(Data excerpts)
★ ★ ★ ★ ★
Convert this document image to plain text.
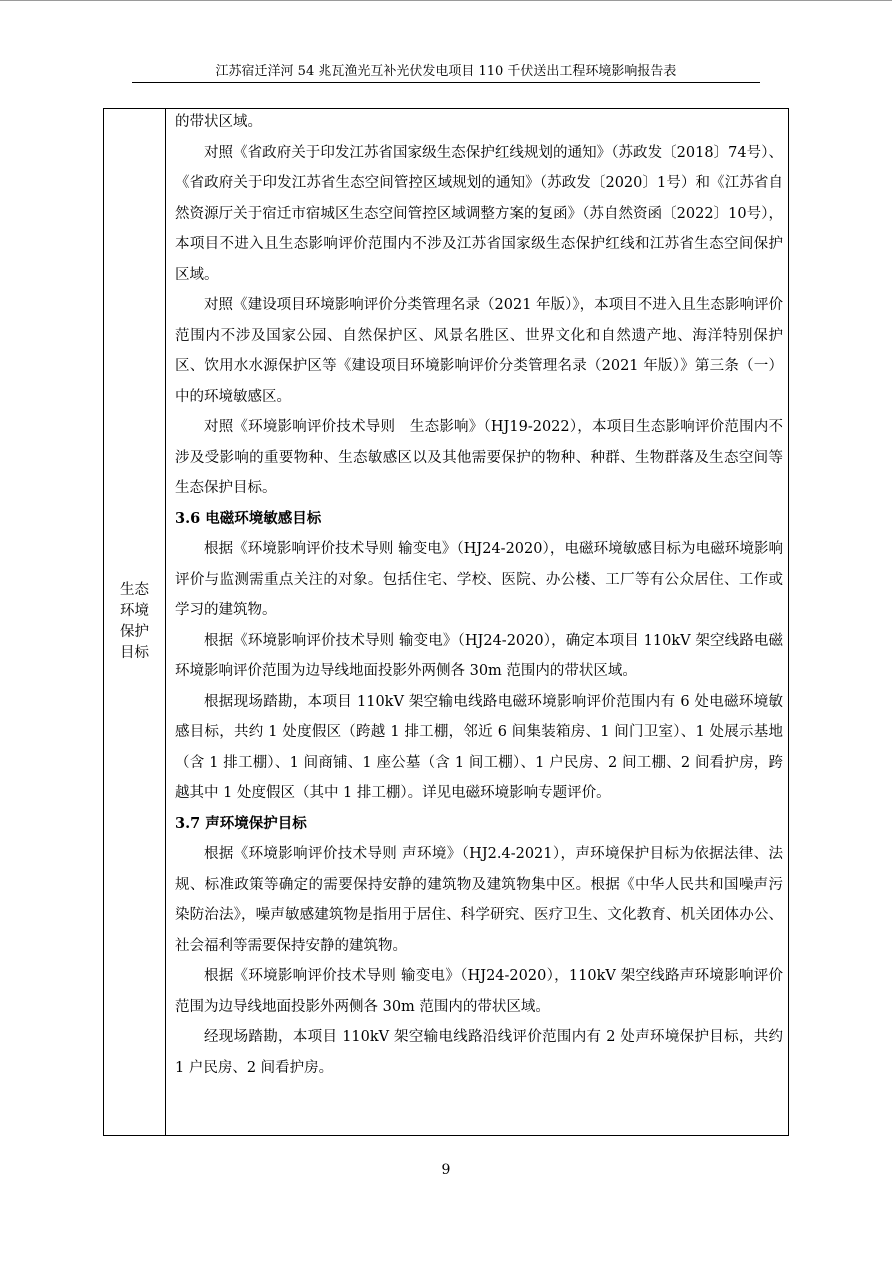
江苏宿迁洋河 54 兆瓦渔光互补光伏发电项目 110 千伏送出工程环境影响报告表
生态
环境
保护
目标

的带状区域。

对照《省政府关于印发江苏省国家级生态保护红线规划的通知》（苏政发〔2018〕74号）、《省政府关于印发江苏省生态空间管控区域规划的通知》（苏政发〔2020〕1号）和《江苏省自然资源厅关于宿迁市宿城区生态空间管控区域调整方案的复函》（苏自然资函〔2022〕10号），本项目不进入且生态影响评价范围内不涉及江苏省国家级生态保护红线和江苏省生态空间保护区域。

对照《建设项目环境影响评价分类管理名录（2021 年版）》，本项目不进入且生态影响评价范围内不涉及国家公园、自然保护区、风景名胜区、世界文化和自然遗产地、海洋特别保护区、饮用水水源保护区等《建设项目环境影响评价分类管理名录（2021 年版）》第三条（一）中的环境敏感区。

对照《环境影响评价技术导则　生态影响》（HJ19-2022），本项目生态影响评价范围内不涉及受影响的重要物种、生态敏感区以及其他需要保护的物种、种群、生物群落及生态空间等生态保护目标。

3.6 电磁环境敏感目标

根据《环境影响评价技术导则 输变电》（HJ24-2020），电磁环境敏感目标为电磁环境影响评价与监测需重点关注的对象。包括住宅、学校、医院、办公楼、工厂等有公众居住、工作或学习的建筑物。

根据《环境影响评价技术导则 输变电》（HJ24-2020），确定本项目 110kV 架空线路电磁环境影响评价范围为边导线地面投影外两侧各 30m 范围内的带状区域。

根据现场踏勘，本项目 110kV 架空输电线路电磁环境影响评价范围内有 6 处电磁环境敏感目标，共约 1 处度假区（跨越 1 排工棚，邻近 6 间集装箱房、1 间门卫室）、1 处展示基地（含 1 排工棚）、1 间商铺、1 座公墓（含 1 间工棚）、1 户民房、2 间工棚、2 间看护房，跨越其中 1 处度假区（其中 1 排工棚）。详见电磁环境影响专题评价。

3.7 声环境保护目标

根据《环境影响评价技术导则 声环境》（HJ2.4-2021），声环境保护目标为依据法律、法规、标准政策等确定的需要保持安静的建筑物及建筑物集中区。根据《中华人民共和国噪声污染防治法》，噪声敏感建筑物是指用于居住、科学研究、医疗卫生、文化教育、机关团体办公、社会福利等需要保持安静的建筑物。

根据《环境影响评价技术导则 输变电》（HJ24-2020），110kV 架空线路声环境影响评价范围为边导线地面投影外两侧各 30m 范围内的带状区域。

经现场踏勘，本项目 110kV 架空输电线路沿线评价范围内有 2 处声环境保护目标，共约 1 户民房、2 间看护房。

9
★ ★ ★ ★ ★
* _Short problem_
Find the lines holding "间看护房" and list every one.

* _Result for this exercise_
根据现场踏勘，本项目 110kV 架空输电线路电磁环境影响评价范围内有 6 处电磁环境敏感目标，共约 1 处度假区（跨越 1 排工棚，邻近 6 间集装箱房、1 间门卫室）、1 处展示基地（含 1 排工棚）、1 间商铺、1 座公墓（含 1 间工棚）、1 户民房、2 间工棚、2 间看护房，跨越其中 1 处度假区（其中 1 排工棚）。详见电磁环境影响专题评价。
经现场踏勘，本项目 110kV 架空输电线路沿线评价范围内有 2 处声环境保护目标，共约 1 户民房、2 间看护房。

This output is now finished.